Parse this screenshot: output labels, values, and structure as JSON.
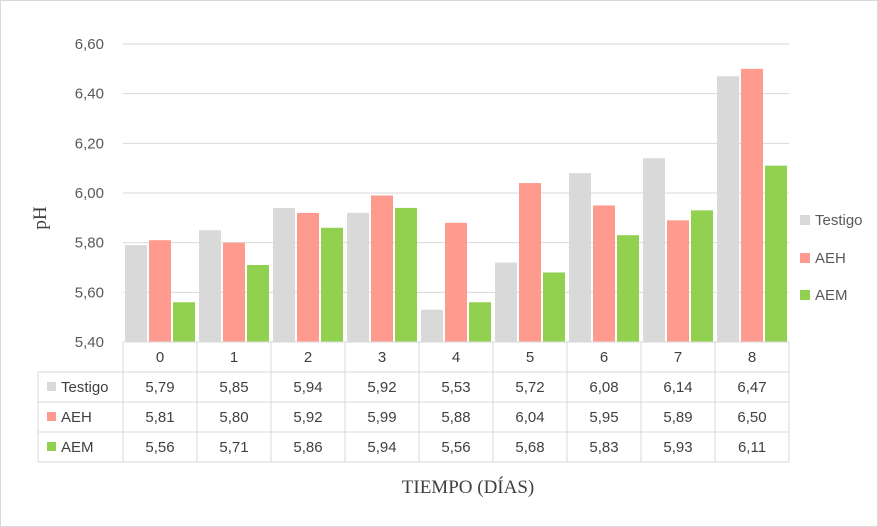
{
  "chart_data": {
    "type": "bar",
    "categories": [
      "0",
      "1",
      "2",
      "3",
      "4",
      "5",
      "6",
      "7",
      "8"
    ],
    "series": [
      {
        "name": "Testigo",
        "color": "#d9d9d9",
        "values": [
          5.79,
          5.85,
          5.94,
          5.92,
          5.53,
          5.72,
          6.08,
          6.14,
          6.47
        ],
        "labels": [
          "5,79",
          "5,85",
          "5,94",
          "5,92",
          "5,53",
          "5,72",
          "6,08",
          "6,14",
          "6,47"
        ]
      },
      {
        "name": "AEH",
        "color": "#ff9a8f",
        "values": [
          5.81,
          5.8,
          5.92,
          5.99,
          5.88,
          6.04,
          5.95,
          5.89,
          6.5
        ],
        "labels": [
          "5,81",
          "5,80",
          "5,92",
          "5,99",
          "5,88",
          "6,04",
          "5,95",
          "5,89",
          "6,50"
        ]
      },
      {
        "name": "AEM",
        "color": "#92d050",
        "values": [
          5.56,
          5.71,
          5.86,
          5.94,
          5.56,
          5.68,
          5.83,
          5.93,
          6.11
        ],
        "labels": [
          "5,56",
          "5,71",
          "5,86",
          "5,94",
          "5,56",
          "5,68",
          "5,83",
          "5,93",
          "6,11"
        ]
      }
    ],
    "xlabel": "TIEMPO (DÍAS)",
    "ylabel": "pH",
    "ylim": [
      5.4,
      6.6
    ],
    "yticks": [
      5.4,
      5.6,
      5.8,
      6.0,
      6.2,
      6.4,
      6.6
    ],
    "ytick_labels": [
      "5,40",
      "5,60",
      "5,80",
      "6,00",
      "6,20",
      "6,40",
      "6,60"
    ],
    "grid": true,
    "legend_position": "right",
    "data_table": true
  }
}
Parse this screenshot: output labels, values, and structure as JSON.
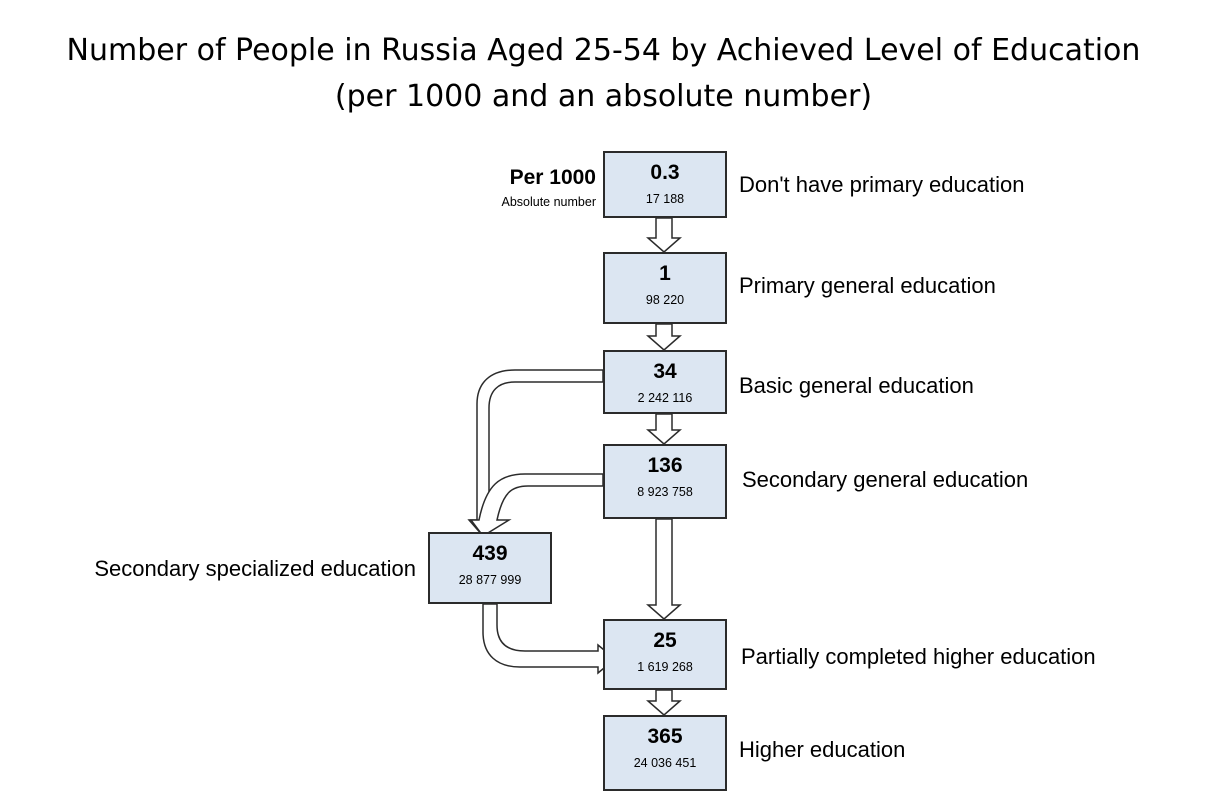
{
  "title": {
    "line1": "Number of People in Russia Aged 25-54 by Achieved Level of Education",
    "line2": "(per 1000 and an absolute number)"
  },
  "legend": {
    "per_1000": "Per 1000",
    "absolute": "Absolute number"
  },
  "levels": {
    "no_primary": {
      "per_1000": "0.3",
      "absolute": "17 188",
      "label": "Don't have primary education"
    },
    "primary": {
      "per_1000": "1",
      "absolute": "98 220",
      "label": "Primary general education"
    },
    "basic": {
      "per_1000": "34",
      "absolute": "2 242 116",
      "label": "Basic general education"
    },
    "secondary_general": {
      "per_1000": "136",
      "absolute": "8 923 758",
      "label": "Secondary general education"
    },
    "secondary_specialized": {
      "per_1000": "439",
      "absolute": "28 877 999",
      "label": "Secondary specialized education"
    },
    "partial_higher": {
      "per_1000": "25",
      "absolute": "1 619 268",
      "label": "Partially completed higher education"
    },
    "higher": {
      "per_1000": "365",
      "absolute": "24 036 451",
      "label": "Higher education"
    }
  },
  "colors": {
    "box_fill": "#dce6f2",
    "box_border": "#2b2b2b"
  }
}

● ● ● ● ● ● ●

Make an exact copy of every entry above, minus the images.

Parse this screenshot: output labels, values, and structure as JSON.
{
  "chart_data": {
    "type": "bar",
    "categories": [
      "0",
      "1",
      "2",
      "3",
      "4",
      "5",
      "6",
      "7",
      "8"
    ],
    "series": [
      {
        "name": "Testigo",
        "color": "#d9d9d9",
        "values": [
          5.79,
          5.85,
          5.94,
          5.92,
          5.53,
          5.72,
          6.08,
          6.14,
          6.47
        ],
        "labels": [
          "5,79",
          "5,85",
          "5,94",
          "5,92",
          "5,53",
          "5,72",
          "6,08",
          "6,14",
          "6,47"
        ]
      },
      {
        "name": "AEH",
        "color": "#ff9a8f",
        "values": [
          5.81,
          5.8,
          5.92,
          5.99,
          5.88,
          6.04,
          5.95,
          5.89,
          6.5
        ],
        "labels": [
          "5,81",
          "5,80",
          "5,92",
          "5,99",
          "5,88",
          "6,04",
          "5,95",
          "5,89",
          "6,50"
        ]
      },
      {
        "name": "AEM",
        "color": "#92d050",
        "values": [
          5.56,
          5.71,
          5.86,
          5.94,
          5.56,
          5.68,
          5.83,
          5.93,
          6.11
        ],
        "labels": [
          "5,56",
          "5,71",
          "5,86",
          "5,94",
          "5,56",
          "5,68",
          "5,83",
          "5,93",
          "6,11"
        ]
      }
    ],
    "xlabel": "TIEMPO (DÍAS)",
    "ylabel": "pH",
    "ylim": [
      5.4,
      6.6
    ],
    "yticks": [
      5.4,
      5.6,
      5.8,
      6.0,
      6.2,
      6.4,
      6.6
    ],
    "ytick_labels": [
      "5,40",
      "5,60",
      "5,80",
      "6,00",
      "6,20",
      "6,40",
      "6,60"
    ],
    "grid": true,
    "legend_position": "right",
    "data_table": true
  }
}
Parse this screenshot: output labels, values, and structure as JSON.
{
  "title": {
    "line1": "Number of People in Russia Aged 25-54 by Achieved Level of Education",
    "line2": "(per 1000 and an absolute number)"
  },
  "legend": {
    "per_1000": "Per 1000",
    "absolute": "Absolute number"
  },
  "levels": {
    "no_primary": {
      "per_1000": "0.3",
      "absolute": "17 188",
      "label": "Don't have primary education"
    },
    "primary": {
      "per_1000": "1",
      "absolute": "98 220",
      "label": "Primary general education"
    },
    "basic": {
      "per_1000": "34",
      "absolute": "2 242 116",
      "label": "Basic general education"
    },
    "secondary_general": {
      "per_1000": "136",
      "absolute": "8 923 758",
      "label": "Secondary general education"
    },
    "secondary_specialized": {
      "per_1000": "439",
      "absolute": "28 877 999",
      "label": "Secondary specialized education"
    },
    "partial_higher": {
      "per_1000": "25",
      "absolute": "1 619 268",
      "label": "Partially completed higher education"
    },
    "higher": {
      "per_1000": "365",
      "absolute": "24 036 451",
      "label": "Higher education"
    }
  },
  "colors": {
    "box_fill": "#dce6f2",
    "box_border": "#2b2b2b"
  }
}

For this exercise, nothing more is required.